Collected data
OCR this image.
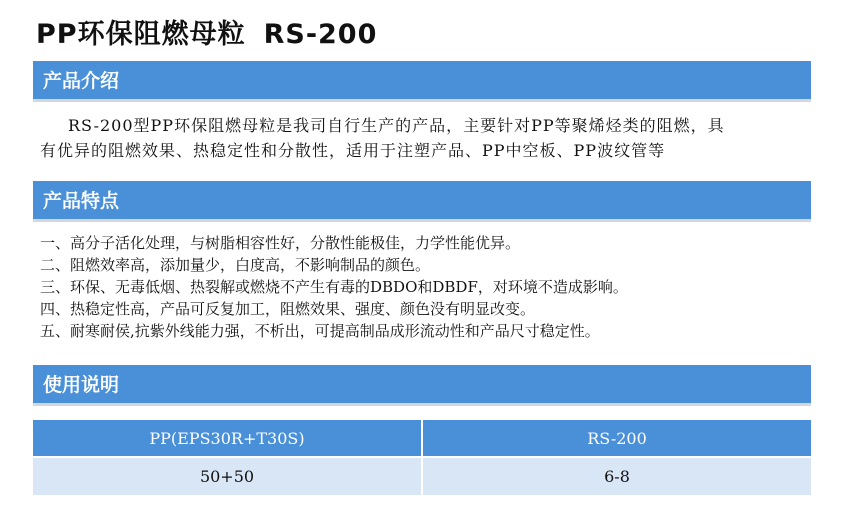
PP环保阻燃母粒 RS-200
产品介绍
RS-200型PP环保阻燃母粒是我司自行生产的产品，主要针对PP等聚烯烃类的阻燃，具
有优异的阻燃效果、热稳定性和分散性，适用于注塑产品、PP中空板、PP波纹管等
产品特点
一、高分子活化处理，与树脂相容性好，分散性能极佳，力学性能优异。
二、阻燃效率高，添加量少，白度高，不影响制品的颜色。
三、环保、无毒低烟、热裂解或燃烧不产生有毒的DBDO和DBDF，对环境不造成影响。
四、热稳定性高，产品可反复加工，阻燃效果、强度、颜色没有明显改变。
五、耐寒耐侯,抗紫外线能力强，不析出，可提高制品成形流动性和产品尺寸稳定性。
使用说明
PP(EPS30R+T30S)	RS-200
50+50	6-8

### What to produce:
Skip the pictures and print each record exactly as it stands.

### The completed task:
OCR this image.
PP环保阻燃母粒 RS-200
产品介绍
RS-200型PP环保阻燃母粒是我司自行生产的产品，主要针对PP等聚烯烃类的阻燃，具
有优异的阻燃效果、热稳定性和分散性，适用于注塑产品、PP中空板、PP波纹管等
产品特点
一、高分子活化处理，与树脂相容性好，分散性能极佳，力学性能优异。
二、阻燃效率高，添加量少，白度高，不影响制品的颜色。
三、环保、无毒低烟、热裂解或燃烧不产生有毒的DBDO和DBDF，对环境不造成影响。
四、热稳定性高，产品可反复加工，阻燃效果、强度、颜色没有明显改变。
五、耐寒耐侯,抗紫外线能力强，不析出，可提高制品成形流动性和产品尺寸稳定性。
使用说明
PP(EPS30R+T30S)	RS-200
50+50	6-8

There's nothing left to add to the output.